__Stated problem__.
Output the data word for word, dropping every image.

Data entries:
Begin
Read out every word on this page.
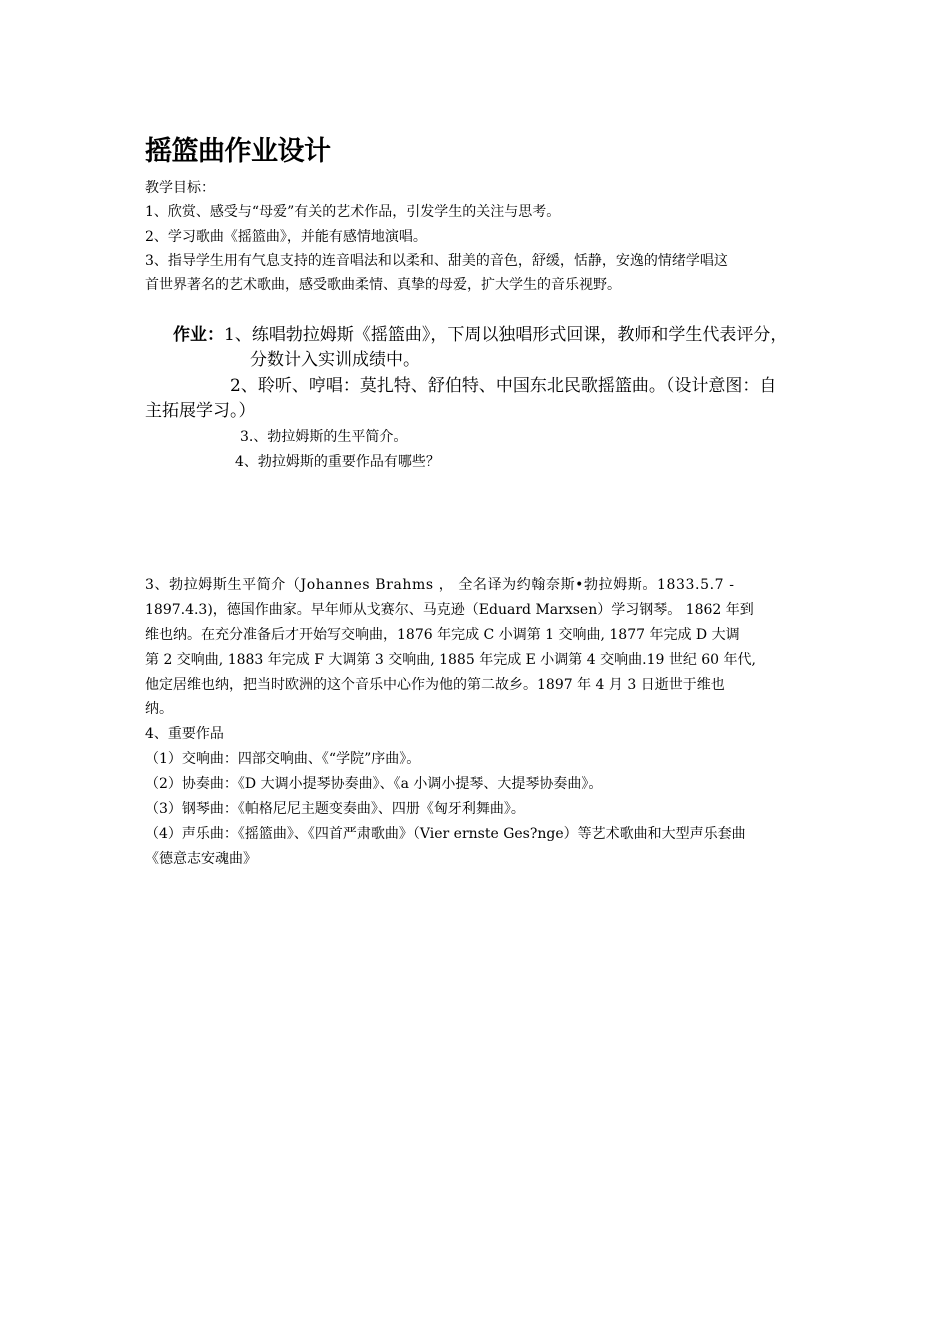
摇篮曲作业设计

教学目标：

1、欣赏、感受与“母爱”有关的艺术作品，引发学生的关注与思考。

2、学习歌曲《摇篮曲》，并能有感情地演唱。

3、指导学生用有气息支持的连音唱法和以柔和、甜美的音色，舒缓，恬静，安逸的情绪学唱这

首世界著名的艺术歌曲，感受歌曲柔情、真挚的母爱，扩大学生的音乐视野。

作业：1、练唱勃拉姆斯《摇篮曲》，下周以独唱形式回课，教师和学生代表评分，

分数计入实训成绩中。

2、聆听、哼唱：莫扎特、舒伯特、中国东北民歌摇篮曲。（设计意图：自

主拓展学习。）

3.、勃拉姆斯的生平简介。

4、勃拉姆斯的重要作品有哪些？

3、勃拉姆斯生平简介（Johannes Brahms ， 全名译为约翰奈斯•勃拉姆斯。1833.5.7 -

1897.4.3)，德国作曲家。早年师从戈赛尔、马克逊（Eduard Marxsen）学习钢琴。 1862 年到

维也纳。在充分准备后才开始写交响曲，1876 年完成 C 小调第 1 交响曲, 1877 年完成 D 大调

第 2 交响曲, 1883 年完成 F 大调第 3 交响曲, 1885 年完成 E 小调第 4 交响曲.19 世纪 60 年代,

他定居维也纳，把当时欧洲的这个音乐中心作为他的第二故乡。1897 年 4 月 3 日逝世于维也

纳。

4、重要作品

（1）交响曲：四部交响曲、《“学院”序曲》。

（2）协奏曲：《D 大调小提琴协奏曲》、《a 小调小提琴、大提琴协奏曲》。

（3）钢琴曲：《帕格尼尼主题变奏曲》、四册《匈牙利舞曲》。

（4）声乐曲：《摇篮曲》、《四首严肃歌曲》（Vier ernste Ges?nge）等艺术歌曲和大型声乐套曲

《德意志安魂曲》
End
__Answer to the problem__.
Read out every word on this page.
摇篮曲作业设计

教学目标：

1、欣赏、感受与“母爱”有关的艺术作品，引发学生的关注与思考。

2、学习歌曲《摇篮曲》，并能有感情地演唱。

3、指导学生用有气息支持的连音唱法和以柔和、甜美的音色，舒缓，恬静，安逸的情绪学唱这

首世界著名的艺术歌曲，感受歌曲柔情、真挚的母爱，扩大学生的音乐视野。

作业：1、练唱勃拉姆斯《摇篮曲》，下周以独唱形式回课，教师和学生代表评分，

分数计入实训成绩中。

2、聆听、哼唱：莫扎特、舒伯特、中国东北民歌摇篮曲。（设计意图：自

主拓展学习。）

3.、勃拉姆斯的生平简介。

4、勃拉姆斯的重要作品有哪些？

3、勃拉姆斯生平简介（Johannes Brahms ， 全名译为约翰奈斯•勃拉姆斯。1833.5.7 -

1897.4.3)，德国作曲家。早年师从戈赛尔、马克逊（Eduard Marxsen）学习钢琴。 1862 年到

维也纳。在充分准备后才开始写交响曲，1876 年完成 C 小调第 1 交响曲, 1877 年完成 D 大调

第 2 交响曲, 1883 年完成 F 大调第 3 交响曲, 1885 年完成 E 小调第 4 交响曲.19 世纪 60 年代,

他定居维也纳，把当时欧洲的这个音乐中心作为他的第二故乡。1897 年 4 月 3 日逝世于维也

纳。

4、重要作品

（1）交响曲：四部交响曲、《“学院”序曲》。

（2）协奏曲：《D 大调小提琴协奏曲》、《a 小调小提琴、大提琴协奏曲》。

（3）钢琴曲：《帕格尼尼主题变奏曲》、四册《匈牙利舞曲》。

（4）声乐曲：《摇篮曲》、《四首严肃歌曲》（Vier ernste Ges?nge）等艺术歌曲和大型声乐套曲

《德意志安魂曲》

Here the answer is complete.